EXERCISE DESCRIPTION
Write out each line exactly as it stands, please.

RECORDS SUPPLIED
========================================================================
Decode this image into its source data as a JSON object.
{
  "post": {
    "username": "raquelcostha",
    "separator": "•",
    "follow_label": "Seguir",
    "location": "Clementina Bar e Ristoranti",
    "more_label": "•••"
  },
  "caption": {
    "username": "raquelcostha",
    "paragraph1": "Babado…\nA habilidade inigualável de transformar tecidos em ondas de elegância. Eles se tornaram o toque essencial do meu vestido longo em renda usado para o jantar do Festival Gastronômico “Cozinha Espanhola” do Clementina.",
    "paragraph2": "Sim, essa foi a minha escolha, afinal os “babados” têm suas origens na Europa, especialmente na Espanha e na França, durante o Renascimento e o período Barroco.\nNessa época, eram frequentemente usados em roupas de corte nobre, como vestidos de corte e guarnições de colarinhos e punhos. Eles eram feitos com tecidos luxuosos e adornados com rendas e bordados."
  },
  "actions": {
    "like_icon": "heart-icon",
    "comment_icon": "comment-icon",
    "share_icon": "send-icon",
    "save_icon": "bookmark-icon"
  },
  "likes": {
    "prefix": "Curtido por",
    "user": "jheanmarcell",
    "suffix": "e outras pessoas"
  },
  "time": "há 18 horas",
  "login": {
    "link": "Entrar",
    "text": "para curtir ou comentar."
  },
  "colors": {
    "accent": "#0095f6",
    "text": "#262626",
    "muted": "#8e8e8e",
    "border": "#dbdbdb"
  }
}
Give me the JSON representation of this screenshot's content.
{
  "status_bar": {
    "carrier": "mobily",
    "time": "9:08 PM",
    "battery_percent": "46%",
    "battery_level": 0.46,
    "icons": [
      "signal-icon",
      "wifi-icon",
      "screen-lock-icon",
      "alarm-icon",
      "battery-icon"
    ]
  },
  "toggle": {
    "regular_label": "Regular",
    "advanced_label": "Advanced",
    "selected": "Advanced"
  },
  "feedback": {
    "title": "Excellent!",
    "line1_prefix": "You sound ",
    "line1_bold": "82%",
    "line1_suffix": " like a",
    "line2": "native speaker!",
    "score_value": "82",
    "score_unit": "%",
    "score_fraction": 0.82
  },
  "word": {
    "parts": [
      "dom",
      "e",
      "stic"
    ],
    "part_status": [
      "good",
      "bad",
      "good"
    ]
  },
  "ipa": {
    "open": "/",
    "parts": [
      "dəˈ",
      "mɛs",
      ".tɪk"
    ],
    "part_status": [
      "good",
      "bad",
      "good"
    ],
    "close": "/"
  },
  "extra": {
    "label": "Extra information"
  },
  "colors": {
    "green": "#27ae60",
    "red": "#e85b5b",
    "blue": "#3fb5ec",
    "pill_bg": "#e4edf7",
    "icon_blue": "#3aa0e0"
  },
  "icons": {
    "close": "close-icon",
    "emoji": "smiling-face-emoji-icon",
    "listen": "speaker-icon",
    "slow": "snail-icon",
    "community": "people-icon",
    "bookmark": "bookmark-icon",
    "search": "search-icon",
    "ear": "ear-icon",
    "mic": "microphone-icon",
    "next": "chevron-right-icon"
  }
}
========================================================================
SOLUTION TO THIS EXERCISE
Decode this image into its source data as a JSON object.
{
  "post": {
    "username": "raquelcostha",
    "separator": "•",
    "follow_label": "Seguir",
    "location": "Clementina Bar e Ristoranti",
    "more_label": "•••"
  },
  "caption": {
    "username": "raquelcostha",
    "paragraph1": "Babado…\nA habilidade inigualável de transformar tecidos em ondas de elegância. Eles se tornaram o toque essencial do meu vestido longo em renda usado para o jantar do Festival Gastronômico “Cozinha Espanhola” do Clementina.",
    "paragraph2": "Sim, essa foi a minha escolha, afinal os “babados” têm suas origens na Europa, especialmente na Espanha e na França, durante o Renascimento e o período Barroco.\nNessa época, eram frequentemente usados em roupas de corte nobre, como vestidos de corte e guarnições de colarinhos e punhos. Eles eram feitos com tecidos luxuosos e adornados com rendas e bordados."
  },
  "actions": {
    "like_icon": "heart-icon",
    "comment_icon": "comment-icon",
    "share_icon": "send-icon",
    "save_icon": "bookmark-icon"
  },
  "likes": {
    "prefix": "Curtido por",
    "user": "jheanmarcell",
    "suffix": "e outras pessoas"
  },
  "time": "há 18 horas",
  "login": {
    "link": "Entrar",
    "text": "para curtir ou comentar."
  },
  "colors": {
    "accent": "#0095f6",
    "text": "#262626",
    "muted": "#8e8e8e",
    "border": "#dbdbdb"
  }
}
Give me the JSON representation of this screenshot's content.
{
  "status_bar": {
    "carrier": "mobily",
    "time": "9:08 PM",
    "battery_percent": "46%",
    "battery_level": 0.46,
    "icons": [
      "signal-icon",
      "wifi-icon",
      "screen-lock-icon",
      "alarm-icon",
      "battery-icon"
    ]
  },
  "toggle": {
    "regular_label": "Regular",
    "advanced_label": "Advanced",
    "selected": "Advanced"
  },
  "feedback": {
    "title": "Excellent!",
    "line1_prefix": "You sound ",
    "line1_bold": "82%",
    "line1_suffix": " like a",
    "line2": "native speaker!",
    "score_value": "82",
    "score_unit": "%",
    "score_fraction": 0.82
  },
  "word": {
    "parts": [
      "dom",
      "e",
      "stic"
    ],
    "part_status": [
      "good",
      "bad",
      "good"
    ]
  },
  "ipa": {
    "open": "/",
    "parts": [
      "dəˈ",
      "mɛs",
      ".tɪk"
    ],
    "part_status": [
      "good",
      "bad",
      "good"
    ],
    "close": "/"
  },
  "extra": {
    "label": "Extra information"
  },
  "colors": {
    "green": "#27ae60",
    "red": "#e85b5b",
    "blue": "#3fb5ec",
    "pill_bg": "#e4edf7",
    "icon_blue": "#3aa0e0"
  },
  "icons": {
    "close": "close-icon",
    "emoji": "smiling-face-emoji-icon",
    "listen": "speaker-icon",
    "slow": "snail-icon",
    "community": "people-icon",
    "bookmark": "bookmark-icon",
    "search": "search-icon",
    "ear": "ear-icon",
    "mic": "microphone-icon",
    "next": "chevron-right-icon"
  }
}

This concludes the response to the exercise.